- Selected extract
In a 5-1 ruling, the state Supreme Court affirmed a death sentence for a Volusia County man, but it came with a strongly worded dissent from one justice who said the court was doing away with another safeguard against the unfair application of the death penalty.
The Supreme Court affirmed the death sentence for Christian Cruz in a 2013 Deltona kidnapping and murder.
But the key issue in the case was that Cruz’s co-defendant, Justen Charles, who was also convicted of first-degree murder and kidnapping, was sentenced to life. A jury unanimously recommended the death penalty for Cruz.
The Florida Supreme Court in the majority opinion rejected attorney J. Rafael Rodriguez’s arguments that Cruz’s sentence should be reduced to life because his co-defendant was sentenced to life for the same crimes.
In the majority opinion, the Supreme Court ruled that it had in 2020 decided that comparing death penalty cases to other similar cases would violate the Florida Constitution. The justices ruled that given that decision, comparing the relative culpability of defendants in the same case was “rendered obsolete.”

- Extracted information
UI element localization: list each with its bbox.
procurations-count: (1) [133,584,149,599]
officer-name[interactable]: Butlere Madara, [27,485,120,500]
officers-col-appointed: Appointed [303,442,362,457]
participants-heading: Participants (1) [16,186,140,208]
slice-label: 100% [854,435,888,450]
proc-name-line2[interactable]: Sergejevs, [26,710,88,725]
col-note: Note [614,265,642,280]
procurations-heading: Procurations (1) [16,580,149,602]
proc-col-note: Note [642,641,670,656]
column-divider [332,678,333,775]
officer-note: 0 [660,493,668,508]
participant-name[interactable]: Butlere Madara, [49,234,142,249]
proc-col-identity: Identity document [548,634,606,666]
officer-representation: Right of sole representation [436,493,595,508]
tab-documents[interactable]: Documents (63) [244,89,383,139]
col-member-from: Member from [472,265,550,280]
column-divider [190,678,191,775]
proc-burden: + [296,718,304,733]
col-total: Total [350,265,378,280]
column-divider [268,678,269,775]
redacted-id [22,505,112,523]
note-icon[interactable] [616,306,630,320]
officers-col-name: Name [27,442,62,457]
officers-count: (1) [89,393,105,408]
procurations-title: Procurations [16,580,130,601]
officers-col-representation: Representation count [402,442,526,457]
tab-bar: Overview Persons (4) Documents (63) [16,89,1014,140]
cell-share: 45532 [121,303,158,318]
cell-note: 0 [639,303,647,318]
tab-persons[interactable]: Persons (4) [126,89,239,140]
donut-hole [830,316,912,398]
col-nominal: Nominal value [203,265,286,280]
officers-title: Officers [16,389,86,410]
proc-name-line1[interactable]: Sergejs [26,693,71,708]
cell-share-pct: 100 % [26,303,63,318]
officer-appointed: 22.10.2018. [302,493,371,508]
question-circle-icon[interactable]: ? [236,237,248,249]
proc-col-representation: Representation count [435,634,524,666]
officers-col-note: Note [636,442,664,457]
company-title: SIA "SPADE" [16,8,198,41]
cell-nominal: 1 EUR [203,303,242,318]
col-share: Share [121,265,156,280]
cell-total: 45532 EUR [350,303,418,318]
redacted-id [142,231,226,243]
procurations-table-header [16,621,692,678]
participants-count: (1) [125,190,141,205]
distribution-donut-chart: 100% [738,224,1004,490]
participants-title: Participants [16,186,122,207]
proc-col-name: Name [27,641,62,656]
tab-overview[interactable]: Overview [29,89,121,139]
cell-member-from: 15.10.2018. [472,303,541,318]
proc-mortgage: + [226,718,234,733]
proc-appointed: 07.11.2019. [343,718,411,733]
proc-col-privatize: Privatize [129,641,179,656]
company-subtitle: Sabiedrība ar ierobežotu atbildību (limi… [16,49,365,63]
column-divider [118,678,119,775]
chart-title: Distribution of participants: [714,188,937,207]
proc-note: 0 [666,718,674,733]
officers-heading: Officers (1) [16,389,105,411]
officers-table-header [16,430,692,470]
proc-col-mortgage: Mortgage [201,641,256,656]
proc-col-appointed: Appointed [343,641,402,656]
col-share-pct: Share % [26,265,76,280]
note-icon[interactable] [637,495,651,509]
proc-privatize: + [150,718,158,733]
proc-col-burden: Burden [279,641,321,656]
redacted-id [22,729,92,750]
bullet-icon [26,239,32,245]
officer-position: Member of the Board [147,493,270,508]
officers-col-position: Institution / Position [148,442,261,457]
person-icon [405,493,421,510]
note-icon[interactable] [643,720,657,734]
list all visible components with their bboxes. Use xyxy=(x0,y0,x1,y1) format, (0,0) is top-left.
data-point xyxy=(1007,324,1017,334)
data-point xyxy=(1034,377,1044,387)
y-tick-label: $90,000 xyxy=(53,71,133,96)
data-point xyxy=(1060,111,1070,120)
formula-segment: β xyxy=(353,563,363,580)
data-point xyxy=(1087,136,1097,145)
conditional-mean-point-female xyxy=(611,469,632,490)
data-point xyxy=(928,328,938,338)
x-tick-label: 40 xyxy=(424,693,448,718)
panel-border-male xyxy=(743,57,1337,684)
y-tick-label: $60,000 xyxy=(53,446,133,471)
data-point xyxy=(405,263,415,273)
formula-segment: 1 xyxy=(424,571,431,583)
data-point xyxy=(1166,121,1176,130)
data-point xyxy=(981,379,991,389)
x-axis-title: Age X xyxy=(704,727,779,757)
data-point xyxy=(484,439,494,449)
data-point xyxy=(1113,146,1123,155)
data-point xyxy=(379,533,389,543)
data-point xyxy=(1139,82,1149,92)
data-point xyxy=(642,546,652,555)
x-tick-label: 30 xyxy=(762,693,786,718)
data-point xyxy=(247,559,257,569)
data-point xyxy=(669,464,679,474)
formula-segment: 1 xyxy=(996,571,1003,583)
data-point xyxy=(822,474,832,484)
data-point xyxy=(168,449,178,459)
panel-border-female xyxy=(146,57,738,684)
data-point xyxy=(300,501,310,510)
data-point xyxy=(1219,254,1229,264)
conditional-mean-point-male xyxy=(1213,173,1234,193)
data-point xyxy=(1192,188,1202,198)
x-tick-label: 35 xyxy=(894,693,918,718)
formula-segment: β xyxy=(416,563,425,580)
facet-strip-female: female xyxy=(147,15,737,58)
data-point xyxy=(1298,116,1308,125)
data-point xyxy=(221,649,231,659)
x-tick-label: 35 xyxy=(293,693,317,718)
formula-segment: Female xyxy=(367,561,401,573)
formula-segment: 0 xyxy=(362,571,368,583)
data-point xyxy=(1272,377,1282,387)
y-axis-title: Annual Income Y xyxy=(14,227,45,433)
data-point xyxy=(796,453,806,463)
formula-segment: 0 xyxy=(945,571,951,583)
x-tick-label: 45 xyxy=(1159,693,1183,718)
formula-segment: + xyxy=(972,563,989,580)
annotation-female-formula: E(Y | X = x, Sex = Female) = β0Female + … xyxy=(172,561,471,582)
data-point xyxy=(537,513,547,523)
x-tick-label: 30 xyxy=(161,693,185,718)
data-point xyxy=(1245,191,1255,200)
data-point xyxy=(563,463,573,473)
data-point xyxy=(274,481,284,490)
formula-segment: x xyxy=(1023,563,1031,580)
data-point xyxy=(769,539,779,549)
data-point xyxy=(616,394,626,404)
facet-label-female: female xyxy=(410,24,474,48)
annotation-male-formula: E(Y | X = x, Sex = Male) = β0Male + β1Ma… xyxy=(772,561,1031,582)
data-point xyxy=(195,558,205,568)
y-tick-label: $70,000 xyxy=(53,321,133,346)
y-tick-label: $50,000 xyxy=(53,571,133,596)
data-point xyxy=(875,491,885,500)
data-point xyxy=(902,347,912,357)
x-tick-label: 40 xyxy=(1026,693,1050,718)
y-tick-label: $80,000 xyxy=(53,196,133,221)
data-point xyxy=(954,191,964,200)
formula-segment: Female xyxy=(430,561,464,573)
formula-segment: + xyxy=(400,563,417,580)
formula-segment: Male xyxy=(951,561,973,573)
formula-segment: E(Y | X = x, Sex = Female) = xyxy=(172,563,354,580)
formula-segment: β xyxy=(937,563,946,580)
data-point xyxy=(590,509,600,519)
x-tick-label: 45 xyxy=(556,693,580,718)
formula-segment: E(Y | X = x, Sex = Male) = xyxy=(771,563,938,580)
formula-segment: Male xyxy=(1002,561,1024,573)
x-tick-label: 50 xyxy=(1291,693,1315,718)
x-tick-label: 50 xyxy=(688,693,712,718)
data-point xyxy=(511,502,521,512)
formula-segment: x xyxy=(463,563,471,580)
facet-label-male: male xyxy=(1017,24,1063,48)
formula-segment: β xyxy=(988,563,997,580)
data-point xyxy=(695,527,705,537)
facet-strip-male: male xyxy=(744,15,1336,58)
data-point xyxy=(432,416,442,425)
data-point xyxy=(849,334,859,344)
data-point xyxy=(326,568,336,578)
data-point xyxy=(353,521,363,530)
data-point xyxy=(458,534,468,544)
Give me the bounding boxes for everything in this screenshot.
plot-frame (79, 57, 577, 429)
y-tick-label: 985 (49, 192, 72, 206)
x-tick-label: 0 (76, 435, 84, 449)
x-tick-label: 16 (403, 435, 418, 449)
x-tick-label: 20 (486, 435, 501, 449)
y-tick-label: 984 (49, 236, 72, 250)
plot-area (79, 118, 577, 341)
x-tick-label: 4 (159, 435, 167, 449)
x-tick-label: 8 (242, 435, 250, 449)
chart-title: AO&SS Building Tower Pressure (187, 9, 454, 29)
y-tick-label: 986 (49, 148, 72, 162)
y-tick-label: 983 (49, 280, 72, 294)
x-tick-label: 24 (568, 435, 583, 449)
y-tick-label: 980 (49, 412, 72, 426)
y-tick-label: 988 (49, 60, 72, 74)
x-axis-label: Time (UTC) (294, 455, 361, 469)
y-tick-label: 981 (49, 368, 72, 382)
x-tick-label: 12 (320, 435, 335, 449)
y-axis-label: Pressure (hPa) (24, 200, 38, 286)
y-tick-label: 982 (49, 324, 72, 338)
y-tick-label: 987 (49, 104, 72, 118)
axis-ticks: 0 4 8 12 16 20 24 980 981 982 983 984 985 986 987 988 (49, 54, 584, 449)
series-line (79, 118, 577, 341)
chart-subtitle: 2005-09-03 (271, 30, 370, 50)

- Aim of the task
Continue the news report on the Florida Supreme Court's ruling in Christian Cruz's death-penalty case, picking up after its last paragraph.

- Exercise output
Chief Justice Carlos G. Muniz, Justices Charles T. Canady, John D. Couriel, Jamie R. Grosshans and Renatha Francis concurred in the majority opinion. Justice Meredith Sasso did not participate.
In the dissenting opinion, Justice Jorge Labarga wrote that he strongly dissented in 2020 to the court’s elimination of “comparative proportionality review” which he described as “the most consequential step yet in dismantling the reasonable safeguards contained within Florida’s death penalty jurisprudence.”
Labarga went on to write that he repeated his dissent to eliminating the relative proportionality review. Labarga wrote he fundamentally disagreed that the Florida Constitution prohibited the review and that he viewed proportionality as being consistent with the Eighth Amendment prohibition against arbitrary sentences.
“Surely, in a state that leads the nation with thirty exonerations of individuals from death row, every reasonable safeguard should be retained in this court’s toolkit when reviewing death sentences to ensure that the death penalty is reserved for the most aggravated and least mitigated of murders. I respectfully dissent,” Labarga wrote.
The murder of Christopher Jemery
Cruz, 29, and Charles, 33, teamed up to kidnap and kill 25-year-old Christopher Jemery in Deltona on Aug. 26, 2013. The men were both convicted of first-degree murder and other charges in two separate trials by two separate juries.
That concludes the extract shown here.